### Exercise details:
Give only the number of lines in the rows below that contain the string "rule", treating uppercase and lowercase letters as different.

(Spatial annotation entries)
______

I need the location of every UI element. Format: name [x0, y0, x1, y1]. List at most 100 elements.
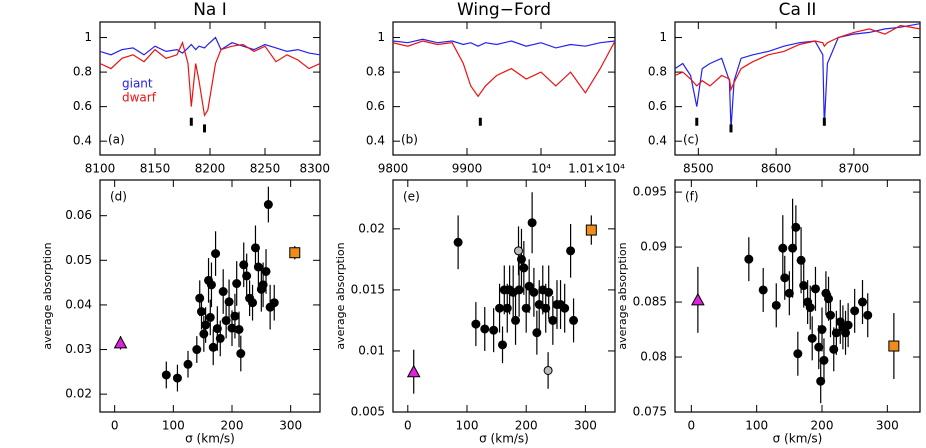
y-tick-label: 0.02 — [358, 221, 385, 235]
point — [192, 345, 202, 355]
y-tick-label: 0.09 — [640, 240, 667, 254]
x-tick-label: 9800 — [378, 162, 409, 176]
x-tick-label: 200 — [221, 419, 244, 433]
y-tick-label: 0.8 — [648, 65, 667, 79]
point — [529, 287, 539, 297]
y-tick-label: 0.015 — [351, 282, 385, 296]
point — [796, 255, 806, 265]
point-square — [888, 340, 900, 352]
x-tick-label: 8150 — [140, 162, 171, 176]
panel-annotation: (d) — [110, 190, 127, 204]
plot-frame — [674, 21, 921, 156]
x-tick-label: 200 — [811, 419, 834, 433]
point — [560, 303, 570, 313]
y-tick-label: 0.8 — [366, 65, 385, 79]
point — [215, 333, 225, 343]
point — [212, 324, 222, 334]
point — [195, 293, 205, 303]
x-tick-label: 0 — [111, 419, 119, 433]
point — [805, 303, 815, 313]
plot-frame — [392, 21, 616, 156]
spectrum-line — [675, 24, 920, 92]
point — [524, 281, 534, 291]
panel-title: Na I — [193, 0, 227, 20]
x-tick-label: 300 — [876, 419, 899, 433]
point — [824, 294, 834, 304]
point — [858, 297, 868, 307]
y-tick-label: 0.06 — [65, 208, 92, 222]
point — [807, 333, 817, 343]
point-square — [289, 247, 301, 259]
y-tick-label: 0.6 — [366, 99, 385, 113]
point — [236, 349, 246, 359]
x-tick-label: 8200 — [195, 162, 226, 176]
point — [196, 307, 206, 317]
x-tick-label: 10⁴ — [531, 162, 551, 176]
y-tick-label: 0.075 — [633, 405, 667, 419]
point — [519, 263, 529, 273]
point-triangle — [406, 364, 421, 378]
point — [541, 303, 551, 313]
x-tick-label: 8100 — [85, 162, 116, 176]
y-tick-label: 0.4 — [73, 134, 92, 148]
point — [511, 315, 521, 325]
point — [495, 303, 505, 313]
point — [843, 320, 853, 330]
point — [793, 349, 803, 359]
point — [771, 300, 781, 310]
spectrum-line — [393, 40, 615, 98]
x-tick-label: 9900 — [452, 162, 483, 176]
x-tick-label: 100 — [745, 419, 768, 433]
x-tick-label: 200 — [515, 419, 538, 433]
y-tick-label: 0.01 — [358, 343, 385, 357]
spectrum-line — [100, 40, 320, 117]
point — [744, 254, 754, 264]
point-triangle — [691, 292, 705, 306]
panel-annotation: (b) — [401, 133, 418, 147]
point — [453, 237, 463, 247]
x-tick-label: 300 — [574, 419, 597, 433]
point — [863, 310, 873, 320]
point — [172, 373, 182, 383]
x-axis-label: σ (km/s) — [185, 432, 235, 446]
point — [199, 329, 209, 339]
point — [791, 222, 801, 232]
point-square — [585, 224, 597, 236]
point — [829, 344, 839, 354]
point — [261, 266, 271, 276]
point — [566, 246, 576, 256]
point — [816, 376, 826, 386]
point — [498, 340, 508, 350]
point — [532, 328, 542, 338]
point — [205, 312, 215, 322]
point — [239, 260, 249, 270]
point — [544, 287, 554, 297]
x-tick-label: 300 — [279, 419, 302, 433]
panel-title: Wing−Ford — [457, 0, 551, 20]
point — [480, 324, 490, 334]
x-tick-label: 0 — [404, 419, 412, 433]
y-tick-label: 0.4 — [366, 134, 385, 148]
legend-label: dwarf — [122, 91, 157, 105]
point — [269, 298, 279, 308]
point — [230, 311, 240, 321]
point — [211, 249, 221, 259]
y-tick-label: 0.4 — [648, 134, 667, 148]
point — [232, 279, 242, 289]
point-open — [514, 246, 524, 256]
x-tick-label: 1.01×10⁴ — [568, 162, 625, 176]
x-tick-label: 8500 — [683, 162, 714, 176]
point — [780, 273, 790, 283]
point — [850, 306, 860, 316]
y-tick-label: 0.02 — [65, 387, 92, 401]
point — [521, 303, 531, 313]
point — [788, 243, 798, 253]
x-tick-label: 8600 — [761, 162, 792, 176]
x-tick-label: 0 — [688, 419, 696, 433]
point — [250, 243, 260, 253]
point — [201, 320, 211, 330]
y-tick-label: 0.005 — [351, 405, 385, 419]
y-tick-label: 1 — [659, 30, 667, 44]
y-tick-label: 0.08 — [640, 350, 667, 364]
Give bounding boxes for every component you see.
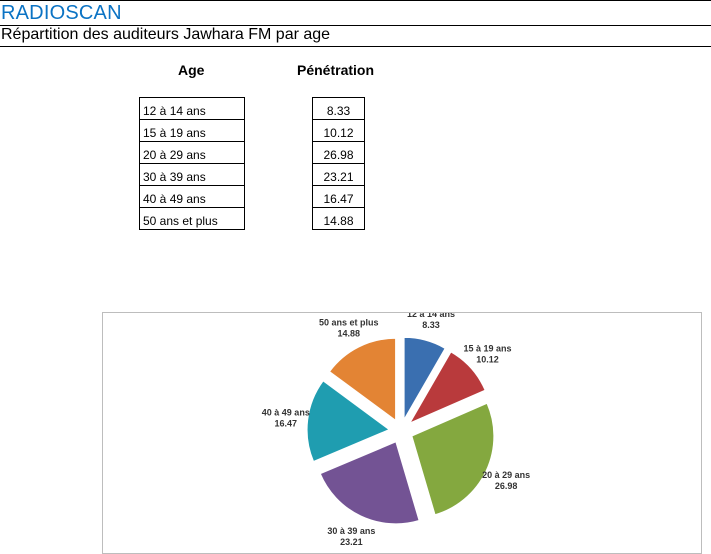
top-rule xyxy=(0,0,711,1)
age-table: 12 à 14 ans 15 à 19 ans 20 à 29 ans 30 à… xyxy=(139,97,245,230)
table-row: 14.88 xyxy=(312,207,365,230)
pie-slice xyxy=(411,402,495,516)
pie-chart: 12 à 14 ans 8.33 15 à 19 ans 10.12 20 à 29 a… xyxy=(262,313,530,547)
pie-data-label: 12 à 14 ans 8.33 xyxy=(407,313,455,330)
age-cell: 20 à 29 ans xyxy=(139,141,245,164)
pie-data-label: 15 à 19 ans 10.12 xyxy=(463,344,511,365)
table-row: 12 à 14 ans xyxy=(139,97,245,120)
pie-data-label: 30 à 39 ans 23.21 xyxy=(327,526,375,547)
table-row: 15 à 19 ans xyxy=(139,119,245,142)
penetration-cell: 14.88 xyxy=(312,207,365,230)
penetration-cell: 16.47 xyxy=(312,185,365,208)
pie-slice xyxy=(403,336,446,422)
table-row: 30 à 39 ans xyxy=(139,163,245,186)
age-cell: 40 à 49 ans xyxy=(139,185,245,208)
age-column-header: Age xyxy=(178,62,205,78)
penetration-cell: 23.21 xyxy=(312,163,365,186)
pie-data-label: 50 ans et plus 14.88 xyxy=(319,317,379,338)
pie-slice xyxy=(319,441,420,525)
age-cell: 12 à 14 ans xyxy=(139,97,245,120)
penetration-table: 8.33 10.12 26.98 23.21 16.47 14.88 xyxy=(312,97,365,230)
table-row: 50 ans et plus xyxy=(139,207,245,230)
table-row: 40 à 49 ans xyxy=(139,185,245,208)
age-cell: 30 à 39 ans xyxy=(139,163,245,186)
subtitle-rule xyxy=(0,46,711,47)
table-row: 10.12 xyxy=(312,119,365,142)
table-row: 23.21 xyxy=(312,163,365,186)
table-row: 26.98 xyxy=(312,141,365,164)
penetration-cell: 10.12 xyxy=(312,119,365,142)
pie-slice xyxy=(306,380,391,463)
pie-data-label: 40 à 49 ans 16.47 xyxy=(262,407,310,428)
penetration-cell: 26.98 xyxy=(312,141,365,164)
brand-rule xyxy=(0,25,711,26)
page-subtitle: Répartition des auditeurs Jawhara FM par… xyxy=(1,26,331,43)
age-cell: 50 ans et plus xyxy=(139,207,245,230)
age-cell: 15 à 19 ans xyxy=(139,119,245,142)
table-row: 16.47 xyxy=(312,185,365,208)
pie-data-label: 20 à 29 ans 26.98 xyxy=(482,470,530,491)
table-row: 20 à 29 ans xyxy=(139,141,245,164)
table-row: 8.33 xyxy=(312,97,365,120)
penetration-column-header: Pénétration xyxy=(297,62,375,78)
brand-title: RADIOSCAN xyxy=(1,2,122,24)
pie-slice xyxy=(328,337,397,422)
pie-chart-frame: 12 à 14 ans 8.33 15 à 19 ans 10.12 20 à 29 a… xyxy=(102,312,702,554)
penetration-cell: 8.33 xyxy=(312,97,365,120)
pie-slice xyxy=(408,351,486,425)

______

### Task answer:
3